■ What is required: For the entries that follow, state how many lines include the word "text", giving the number and nothing else.
# Data supplied start
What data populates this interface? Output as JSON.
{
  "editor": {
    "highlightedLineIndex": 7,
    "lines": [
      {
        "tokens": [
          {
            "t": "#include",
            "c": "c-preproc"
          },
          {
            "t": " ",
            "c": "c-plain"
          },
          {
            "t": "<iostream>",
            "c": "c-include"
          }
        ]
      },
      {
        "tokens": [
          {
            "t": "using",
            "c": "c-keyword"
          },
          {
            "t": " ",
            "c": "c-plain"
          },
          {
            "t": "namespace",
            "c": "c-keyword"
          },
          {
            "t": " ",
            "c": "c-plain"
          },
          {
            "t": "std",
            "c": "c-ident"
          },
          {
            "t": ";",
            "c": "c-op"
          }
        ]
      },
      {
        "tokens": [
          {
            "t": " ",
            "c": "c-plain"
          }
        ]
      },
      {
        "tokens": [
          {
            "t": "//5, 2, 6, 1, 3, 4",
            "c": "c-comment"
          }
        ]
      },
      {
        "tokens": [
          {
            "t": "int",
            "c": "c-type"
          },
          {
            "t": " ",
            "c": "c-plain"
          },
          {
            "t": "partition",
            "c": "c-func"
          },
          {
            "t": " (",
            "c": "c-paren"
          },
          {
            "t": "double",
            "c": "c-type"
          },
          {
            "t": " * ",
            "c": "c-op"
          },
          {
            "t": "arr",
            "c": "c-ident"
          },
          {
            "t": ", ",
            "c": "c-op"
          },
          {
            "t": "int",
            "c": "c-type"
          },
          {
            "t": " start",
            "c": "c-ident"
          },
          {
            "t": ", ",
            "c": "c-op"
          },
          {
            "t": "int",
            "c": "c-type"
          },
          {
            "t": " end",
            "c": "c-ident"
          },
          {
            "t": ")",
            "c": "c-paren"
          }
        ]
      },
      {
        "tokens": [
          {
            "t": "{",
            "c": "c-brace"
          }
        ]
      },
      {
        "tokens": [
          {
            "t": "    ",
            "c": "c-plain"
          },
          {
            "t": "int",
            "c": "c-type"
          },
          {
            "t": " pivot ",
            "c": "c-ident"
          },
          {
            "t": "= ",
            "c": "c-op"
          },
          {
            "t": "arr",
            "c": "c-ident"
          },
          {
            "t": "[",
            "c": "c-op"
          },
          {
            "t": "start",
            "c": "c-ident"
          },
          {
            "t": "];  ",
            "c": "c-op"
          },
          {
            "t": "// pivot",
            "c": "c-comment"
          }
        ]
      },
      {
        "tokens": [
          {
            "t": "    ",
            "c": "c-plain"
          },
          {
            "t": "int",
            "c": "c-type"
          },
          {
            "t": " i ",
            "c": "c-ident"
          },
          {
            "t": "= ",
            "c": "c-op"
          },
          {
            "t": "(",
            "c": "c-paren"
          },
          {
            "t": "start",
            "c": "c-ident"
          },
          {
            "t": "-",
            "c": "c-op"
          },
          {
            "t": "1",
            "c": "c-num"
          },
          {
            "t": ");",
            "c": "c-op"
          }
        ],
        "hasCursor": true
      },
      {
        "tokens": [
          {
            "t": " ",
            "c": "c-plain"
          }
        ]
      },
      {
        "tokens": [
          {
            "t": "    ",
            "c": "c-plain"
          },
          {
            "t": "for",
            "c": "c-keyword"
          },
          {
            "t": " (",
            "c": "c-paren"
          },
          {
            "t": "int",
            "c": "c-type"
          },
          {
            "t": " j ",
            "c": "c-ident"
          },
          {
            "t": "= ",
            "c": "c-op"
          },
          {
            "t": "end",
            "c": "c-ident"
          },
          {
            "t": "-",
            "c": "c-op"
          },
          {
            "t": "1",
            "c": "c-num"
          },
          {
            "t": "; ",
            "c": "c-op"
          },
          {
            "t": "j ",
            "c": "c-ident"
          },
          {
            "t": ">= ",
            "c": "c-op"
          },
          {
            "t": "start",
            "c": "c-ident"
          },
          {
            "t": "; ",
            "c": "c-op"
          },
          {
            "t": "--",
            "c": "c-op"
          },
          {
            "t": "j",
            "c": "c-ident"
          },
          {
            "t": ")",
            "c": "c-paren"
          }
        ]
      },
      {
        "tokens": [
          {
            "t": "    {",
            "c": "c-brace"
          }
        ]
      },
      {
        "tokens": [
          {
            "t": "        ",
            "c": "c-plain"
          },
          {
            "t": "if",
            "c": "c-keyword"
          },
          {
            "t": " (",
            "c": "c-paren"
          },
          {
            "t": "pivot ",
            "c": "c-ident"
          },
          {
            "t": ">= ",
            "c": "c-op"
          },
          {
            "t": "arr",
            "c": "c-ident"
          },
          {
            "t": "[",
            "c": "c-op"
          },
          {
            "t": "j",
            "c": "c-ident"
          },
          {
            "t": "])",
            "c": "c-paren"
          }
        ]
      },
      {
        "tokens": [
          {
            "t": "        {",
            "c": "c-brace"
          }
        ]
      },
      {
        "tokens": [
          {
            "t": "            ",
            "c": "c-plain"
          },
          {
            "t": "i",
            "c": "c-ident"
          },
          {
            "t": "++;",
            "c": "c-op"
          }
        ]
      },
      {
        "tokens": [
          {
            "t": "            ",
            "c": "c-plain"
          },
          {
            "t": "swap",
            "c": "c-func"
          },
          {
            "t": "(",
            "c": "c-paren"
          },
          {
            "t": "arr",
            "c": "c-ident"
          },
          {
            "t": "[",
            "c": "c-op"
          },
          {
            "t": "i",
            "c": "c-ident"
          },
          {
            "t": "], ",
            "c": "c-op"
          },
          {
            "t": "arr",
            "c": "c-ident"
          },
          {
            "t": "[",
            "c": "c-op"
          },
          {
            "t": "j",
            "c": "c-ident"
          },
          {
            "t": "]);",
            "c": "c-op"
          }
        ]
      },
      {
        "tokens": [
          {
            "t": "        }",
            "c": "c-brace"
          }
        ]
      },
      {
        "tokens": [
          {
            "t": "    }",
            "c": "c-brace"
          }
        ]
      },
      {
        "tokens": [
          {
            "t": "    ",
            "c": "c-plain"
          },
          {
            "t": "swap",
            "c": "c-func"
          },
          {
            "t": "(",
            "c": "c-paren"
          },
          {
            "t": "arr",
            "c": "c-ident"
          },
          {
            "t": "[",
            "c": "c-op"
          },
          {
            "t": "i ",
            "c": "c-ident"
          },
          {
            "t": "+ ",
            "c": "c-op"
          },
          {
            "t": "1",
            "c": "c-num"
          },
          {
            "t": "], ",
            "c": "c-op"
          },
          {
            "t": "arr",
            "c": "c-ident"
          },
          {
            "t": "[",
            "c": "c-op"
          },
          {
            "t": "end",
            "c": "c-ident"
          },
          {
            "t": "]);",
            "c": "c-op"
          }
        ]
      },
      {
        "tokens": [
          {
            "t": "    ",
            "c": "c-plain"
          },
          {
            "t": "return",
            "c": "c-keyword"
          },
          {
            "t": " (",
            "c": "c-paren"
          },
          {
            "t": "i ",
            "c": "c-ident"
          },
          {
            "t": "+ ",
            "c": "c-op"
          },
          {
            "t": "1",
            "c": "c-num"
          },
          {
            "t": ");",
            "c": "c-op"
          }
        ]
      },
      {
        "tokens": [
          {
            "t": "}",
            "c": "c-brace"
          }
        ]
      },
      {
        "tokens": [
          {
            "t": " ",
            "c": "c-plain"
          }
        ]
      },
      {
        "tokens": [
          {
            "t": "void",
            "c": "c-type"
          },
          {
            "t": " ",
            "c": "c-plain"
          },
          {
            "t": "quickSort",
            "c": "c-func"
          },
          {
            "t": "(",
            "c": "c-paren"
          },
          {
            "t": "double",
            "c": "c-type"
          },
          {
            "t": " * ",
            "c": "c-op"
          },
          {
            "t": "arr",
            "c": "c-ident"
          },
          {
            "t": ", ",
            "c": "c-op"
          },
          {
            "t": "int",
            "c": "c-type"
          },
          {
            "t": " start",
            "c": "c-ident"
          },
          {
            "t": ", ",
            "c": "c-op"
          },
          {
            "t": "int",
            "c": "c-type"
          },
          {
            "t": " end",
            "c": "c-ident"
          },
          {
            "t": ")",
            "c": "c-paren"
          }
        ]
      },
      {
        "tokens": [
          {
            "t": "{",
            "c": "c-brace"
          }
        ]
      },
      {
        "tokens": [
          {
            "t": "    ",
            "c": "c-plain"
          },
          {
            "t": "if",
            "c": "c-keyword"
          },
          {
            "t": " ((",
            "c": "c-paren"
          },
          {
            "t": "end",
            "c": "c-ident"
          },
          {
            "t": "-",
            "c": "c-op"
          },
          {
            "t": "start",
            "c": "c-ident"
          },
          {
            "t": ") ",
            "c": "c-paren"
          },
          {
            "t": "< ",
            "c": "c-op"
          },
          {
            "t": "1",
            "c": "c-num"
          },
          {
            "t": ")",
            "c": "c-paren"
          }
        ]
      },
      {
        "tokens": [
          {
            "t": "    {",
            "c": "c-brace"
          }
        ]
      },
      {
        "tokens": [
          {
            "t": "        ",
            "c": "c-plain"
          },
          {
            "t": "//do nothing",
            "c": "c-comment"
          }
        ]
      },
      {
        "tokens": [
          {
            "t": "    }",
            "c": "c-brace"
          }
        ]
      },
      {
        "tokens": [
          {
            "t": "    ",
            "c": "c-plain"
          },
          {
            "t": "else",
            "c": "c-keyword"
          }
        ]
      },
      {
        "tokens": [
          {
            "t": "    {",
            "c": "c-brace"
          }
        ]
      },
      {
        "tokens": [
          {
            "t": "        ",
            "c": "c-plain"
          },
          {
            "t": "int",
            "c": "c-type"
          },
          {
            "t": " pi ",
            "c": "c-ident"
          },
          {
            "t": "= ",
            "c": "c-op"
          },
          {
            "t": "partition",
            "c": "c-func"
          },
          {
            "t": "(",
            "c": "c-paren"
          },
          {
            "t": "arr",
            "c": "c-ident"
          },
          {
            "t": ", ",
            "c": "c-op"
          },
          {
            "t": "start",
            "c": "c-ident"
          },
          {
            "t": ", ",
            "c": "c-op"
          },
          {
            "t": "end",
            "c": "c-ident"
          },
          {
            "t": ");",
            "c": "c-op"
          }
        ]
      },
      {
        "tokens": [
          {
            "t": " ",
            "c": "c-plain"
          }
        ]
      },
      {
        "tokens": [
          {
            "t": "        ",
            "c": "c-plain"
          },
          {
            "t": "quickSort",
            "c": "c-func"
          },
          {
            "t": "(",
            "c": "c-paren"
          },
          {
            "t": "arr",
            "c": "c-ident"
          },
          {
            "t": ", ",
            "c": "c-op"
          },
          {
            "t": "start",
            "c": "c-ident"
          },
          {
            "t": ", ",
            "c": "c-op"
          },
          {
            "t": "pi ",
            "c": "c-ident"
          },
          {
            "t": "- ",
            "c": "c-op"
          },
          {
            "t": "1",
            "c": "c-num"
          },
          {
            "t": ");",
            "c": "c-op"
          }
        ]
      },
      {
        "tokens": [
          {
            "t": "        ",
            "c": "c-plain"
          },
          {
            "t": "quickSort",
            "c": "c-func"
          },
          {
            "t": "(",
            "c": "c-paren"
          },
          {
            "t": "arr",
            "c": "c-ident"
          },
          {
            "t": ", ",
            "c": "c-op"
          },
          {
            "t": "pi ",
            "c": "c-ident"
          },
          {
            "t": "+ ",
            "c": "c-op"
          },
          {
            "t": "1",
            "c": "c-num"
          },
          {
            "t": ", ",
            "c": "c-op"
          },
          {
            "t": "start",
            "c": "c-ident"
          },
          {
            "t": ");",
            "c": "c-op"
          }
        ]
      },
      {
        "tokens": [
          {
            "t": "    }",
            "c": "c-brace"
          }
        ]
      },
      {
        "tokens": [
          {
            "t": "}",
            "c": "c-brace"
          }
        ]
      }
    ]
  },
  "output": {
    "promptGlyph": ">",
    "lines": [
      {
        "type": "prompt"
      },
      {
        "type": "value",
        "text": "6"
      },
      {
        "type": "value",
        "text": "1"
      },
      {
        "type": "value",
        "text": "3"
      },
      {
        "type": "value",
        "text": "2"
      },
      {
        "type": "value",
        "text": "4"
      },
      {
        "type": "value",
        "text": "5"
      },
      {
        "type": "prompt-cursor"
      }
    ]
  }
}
# Data supplied end
■ Response below: 6